- **Page**
┌──
China's leading consumer drone maker and top panoramic camera company are entering a new phase of direct competition, with DJI filing its first domestic patent ownership lawsuit against Insta360 that has escalated tensions between the two technology rivals.

DJI filed the lawsuit on March 23 in Shenzhen, Guangdong province, citing disputes over the ownership of six patents.

The company alleged that several former core R&D employees were involved and that the disputed patents — covering flight control, structural design and imaging technologies — were closely related to their previous roles and developed within one year of the employees leaving DJI.

In response, Insta360 founder and CEO Liu Jingkang said on social media that the company had conducted a thorough review and that existing evidence shows that the patents were based on ideas generated internally at Insta360 and are the result of independent innovation.

Liu added that the company typically withholds the names of inventors in domestic filings to protect employees from headhunting, while disclosing them in international applications.

Liu also noted that some DJI technologies may fall within Insta360's patent protection scope, but the company has not initiated legal action.

Echoing the statement, Yuan Yue, head of Insta360's China operations, said in a post that according to an internal assessment, the technologies involved are covered by 28 patents held by Insta360, including 11 related to hardware and structural design, eight to software methods, six to control systems and three to accessories.

The dispute comes as the areas of expertise of the two Shenzhen-based consumer electronics firms, once operating in distinct segments — DJI in consumer drones and Insta360 in panoramic cameras — increasingly overlap.

According to market consultancy International Data Corp, DJI and Insta360 ranked first and second globally in the hand-held camera market in 2025, with market shares of 62.4 percent and 20.4 percent, respectively, accounting for more than 80 percent combined.

In the panoramic camera segment, Insta360 maintained its global lead, with shipments rising nearly 60 percent year-on-year and market share reaching 66 percent.

Competition intensified in July 2025, when Insta360 launched its first drone, the Antigravity A1, leveraging panoramic imaging as a differentiating feature. DJI responded within days by introducing its Osmo 360 panoramic camera, adopting a lower pricing strategy than its counterpart and marking a shift to direct rivalry.
└──
- **Exercise 1**
Repeat the records word for word, beginning at their first line and stopping after the line that contains "svg-text:60u: 60u [151,506,169,518]".

- **Extracted data**
┌──
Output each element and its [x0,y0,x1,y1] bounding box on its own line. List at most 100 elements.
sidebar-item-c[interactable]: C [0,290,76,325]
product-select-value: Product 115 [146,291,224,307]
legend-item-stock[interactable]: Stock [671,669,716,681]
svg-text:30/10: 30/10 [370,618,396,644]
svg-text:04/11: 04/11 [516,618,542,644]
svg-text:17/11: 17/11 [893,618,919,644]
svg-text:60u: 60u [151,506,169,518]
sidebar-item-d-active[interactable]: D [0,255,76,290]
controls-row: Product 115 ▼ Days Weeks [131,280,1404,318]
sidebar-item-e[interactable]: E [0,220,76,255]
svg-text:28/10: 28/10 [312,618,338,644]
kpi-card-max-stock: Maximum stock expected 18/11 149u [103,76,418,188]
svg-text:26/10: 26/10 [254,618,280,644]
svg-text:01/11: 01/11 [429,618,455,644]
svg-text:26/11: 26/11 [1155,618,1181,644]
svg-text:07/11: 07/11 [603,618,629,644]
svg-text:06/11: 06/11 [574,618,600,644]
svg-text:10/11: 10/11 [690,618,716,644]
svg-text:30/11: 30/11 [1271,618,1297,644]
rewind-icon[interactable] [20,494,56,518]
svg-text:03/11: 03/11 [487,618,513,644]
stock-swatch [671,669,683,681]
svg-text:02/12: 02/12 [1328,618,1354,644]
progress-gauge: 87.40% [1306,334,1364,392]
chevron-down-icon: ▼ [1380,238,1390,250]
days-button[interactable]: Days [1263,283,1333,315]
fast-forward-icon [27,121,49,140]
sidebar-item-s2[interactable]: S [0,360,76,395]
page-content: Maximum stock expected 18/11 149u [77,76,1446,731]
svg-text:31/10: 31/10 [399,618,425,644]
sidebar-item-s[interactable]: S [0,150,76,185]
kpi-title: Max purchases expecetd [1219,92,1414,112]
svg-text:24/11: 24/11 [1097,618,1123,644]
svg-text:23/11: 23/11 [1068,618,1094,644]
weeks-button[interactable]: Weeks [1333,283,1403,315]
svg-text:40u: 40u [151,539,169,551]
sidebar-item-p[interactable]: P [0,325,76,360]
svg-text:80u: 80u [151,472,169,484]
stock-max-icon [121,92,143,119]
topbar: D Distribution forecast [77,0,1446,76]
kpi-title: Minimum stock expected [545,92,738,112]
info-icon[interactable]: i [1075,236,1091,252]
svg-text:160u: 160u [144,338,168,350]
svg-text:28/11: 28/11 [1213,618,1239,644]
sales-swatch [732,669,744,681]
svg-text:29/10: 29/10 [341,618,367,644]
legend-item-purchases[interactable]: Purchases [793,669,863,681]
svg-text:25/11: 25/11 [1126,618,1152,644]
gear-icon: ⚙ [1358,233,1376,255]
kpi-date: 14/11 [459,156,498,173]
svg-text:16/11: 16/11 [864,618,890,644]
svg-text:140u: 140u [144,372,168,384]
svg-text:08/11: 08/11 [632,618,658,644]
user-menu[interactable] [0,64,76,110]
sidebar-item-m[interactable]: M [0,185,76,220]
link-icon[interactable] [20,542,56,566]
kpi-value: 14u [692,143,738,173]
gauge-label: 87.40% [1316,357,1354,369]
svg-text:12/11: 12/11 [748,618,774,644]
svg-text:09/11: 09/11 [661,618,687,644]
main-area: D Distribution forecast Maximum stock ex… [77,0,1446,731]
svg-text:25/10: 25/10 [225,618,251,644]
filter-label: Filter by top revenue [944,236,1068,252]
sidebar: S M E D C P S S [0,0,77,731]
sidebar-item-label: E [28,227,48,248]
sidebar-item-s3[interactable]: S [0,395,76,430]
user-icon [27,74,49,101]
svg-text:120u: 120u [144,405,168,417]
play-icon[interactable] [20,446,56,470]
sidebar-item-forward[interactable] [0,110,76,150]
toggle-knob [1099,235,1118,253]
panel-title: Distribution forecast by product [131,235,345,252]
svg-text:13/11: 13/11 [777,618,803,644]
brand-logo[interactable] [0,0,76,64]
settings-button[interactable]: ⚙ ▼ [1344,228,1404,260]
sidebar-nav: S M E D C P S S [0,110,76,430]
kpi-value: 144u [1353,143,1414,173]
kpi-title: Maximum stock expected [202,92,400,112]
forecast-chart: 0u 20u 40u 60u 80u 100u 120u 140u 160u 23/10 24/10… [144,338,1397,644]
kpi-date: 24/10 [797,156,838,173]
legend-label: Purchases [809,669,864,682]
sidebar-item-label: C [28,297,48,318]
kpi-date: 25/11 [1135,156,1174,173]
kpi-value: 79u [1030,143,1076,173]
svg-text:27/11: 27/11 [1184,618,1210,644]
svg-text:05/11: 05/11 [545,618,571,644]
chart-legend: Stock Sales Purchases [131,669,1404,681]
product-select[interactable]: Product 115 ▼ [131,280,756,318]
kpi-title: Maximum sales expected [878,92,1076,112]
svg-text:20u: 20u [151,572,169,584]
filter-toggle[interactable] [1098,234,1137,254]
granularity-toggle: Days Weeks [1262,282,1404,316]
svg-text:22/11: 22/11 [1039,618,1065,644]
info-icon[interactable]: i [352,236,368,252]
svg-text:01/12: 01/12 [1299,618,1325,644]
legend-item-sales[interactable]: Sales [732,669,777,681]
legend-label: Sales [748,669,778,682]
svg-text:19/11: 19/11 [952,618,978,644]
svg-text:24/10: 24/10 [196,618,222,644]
└──
- **Exercise 2**
Transcribe the passage of the article on the DJI and Insta360 patent dispute verbatim, beginning at the words "China's leading consumer" and stopping after the words "employees leaving DJI.".

- **Written reply 1**
Output each element and its [x0,y0,x1,y1] bounding box on its own line. List at most 100 elements.
sidebar-item-c[interactable]: C [0,290,76,325]
product-select-value: Product 115 [146,291,224,307]
legend-item-stock[interactable]: Stock [671,669,716,681]
svg-text:30/10: 30/10 [370,618,396,644]
svg-text:04/11: 04/11 [516,618,542,644]
svg-text:17/11: 17/11 [893,618,919,644]
svg-text:60u: 60u [151,506,169,518]

- **Written reply 2**
China's leading consumer drone maker and top panoramic camera company are entering a new phase of direct competition, with DJI filing its first domestic patent ownership lawsuit against Insta360 that has escalated tensions between the two technology rivals.

DJI filed the lawsuit on March 23 in Shenzhen, Guangdong province, citing disputes over the ownership of six patents.

The company alleged that several former core R&D employees were involved and that the disputed patents — covering flight control, structural design and imaging technologies — were closely related to their previous roles and developed within one year of the employees leaving DJI.